WHAT YOU ARE ASKED TO DO
Out of the lines below, please list those that hold the string "screenshot".

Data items
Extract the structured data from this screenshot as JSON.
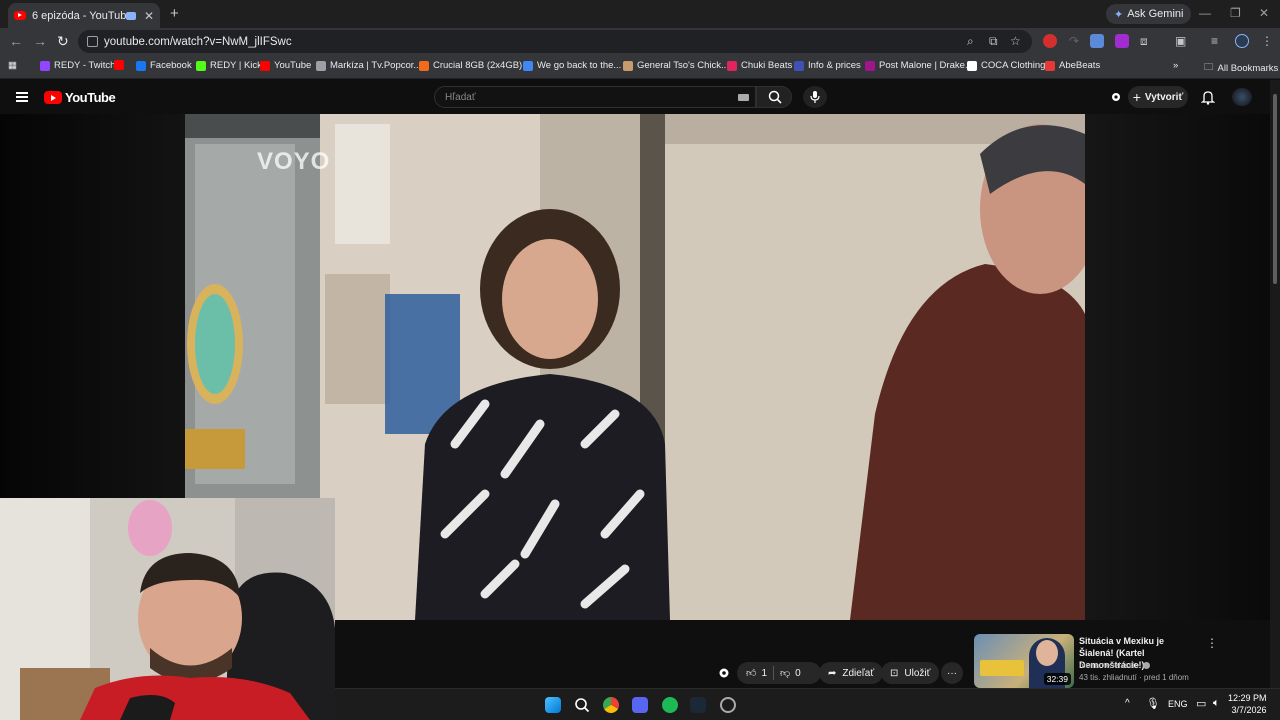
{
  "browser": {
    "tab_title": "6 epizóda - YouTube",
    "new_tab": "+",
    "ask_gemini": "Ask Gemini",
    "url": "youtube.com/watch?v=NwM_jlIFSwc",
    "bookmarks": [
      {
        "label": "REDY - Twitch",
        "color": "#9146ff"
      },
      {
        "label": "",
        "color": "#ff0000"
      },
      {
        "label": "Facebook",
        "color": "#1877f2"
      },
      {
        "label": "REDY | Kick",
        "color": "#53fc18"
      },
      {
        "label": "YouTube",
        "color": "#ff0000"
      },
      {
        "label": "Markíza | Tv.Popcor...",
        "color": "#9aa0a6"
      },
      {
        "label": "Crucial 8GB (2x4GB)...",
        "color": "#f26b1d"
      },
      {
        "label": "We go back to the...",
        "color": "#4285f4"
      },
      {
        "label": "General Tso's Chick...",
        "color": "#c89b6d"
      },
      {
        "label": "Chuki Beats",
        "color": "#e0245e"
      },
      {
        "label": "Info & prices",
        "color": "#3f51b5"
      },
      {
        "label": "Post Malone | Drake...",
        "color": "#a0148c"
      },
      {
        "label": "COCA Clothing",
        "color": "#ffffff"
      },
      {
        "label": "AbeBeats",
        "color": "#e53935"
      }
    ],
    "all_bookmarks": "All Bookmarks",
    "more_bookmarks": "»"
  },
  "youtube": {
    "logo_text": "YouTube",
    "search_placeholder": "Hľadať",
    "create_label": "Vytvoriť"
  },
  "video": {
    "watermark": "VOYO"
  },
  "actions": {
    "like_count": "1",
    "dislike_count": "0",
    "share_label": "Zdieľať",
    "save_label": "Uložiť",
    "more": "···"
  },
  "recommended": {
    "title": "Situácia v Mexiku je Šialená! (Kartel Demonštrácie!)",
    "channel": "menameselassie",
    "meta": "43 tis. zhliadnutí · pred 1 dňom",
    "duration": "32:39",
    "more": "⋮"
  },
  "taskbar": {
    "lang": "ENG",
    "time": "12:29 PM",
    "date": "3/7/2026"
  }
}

* * *

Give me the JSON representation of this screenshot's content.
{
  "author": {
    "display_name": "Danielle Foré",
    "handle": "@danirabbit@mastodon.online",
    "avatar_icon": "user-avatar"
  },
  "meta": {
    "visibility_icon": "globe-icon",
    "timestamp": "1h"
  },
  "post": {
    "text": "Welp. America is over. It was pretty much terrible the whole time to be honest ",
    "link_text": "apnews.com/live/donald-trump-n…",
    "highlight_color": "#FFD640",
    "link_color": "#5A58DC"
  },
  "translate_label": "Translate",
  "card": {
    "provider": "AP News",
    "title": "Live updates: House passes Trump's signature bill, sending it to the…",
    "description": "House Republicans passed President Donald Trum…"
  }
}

EXERCISE SOLUTION
Extract the structured data from this screenshot as JSON.
Give me the JSON representation of this screenshot's content.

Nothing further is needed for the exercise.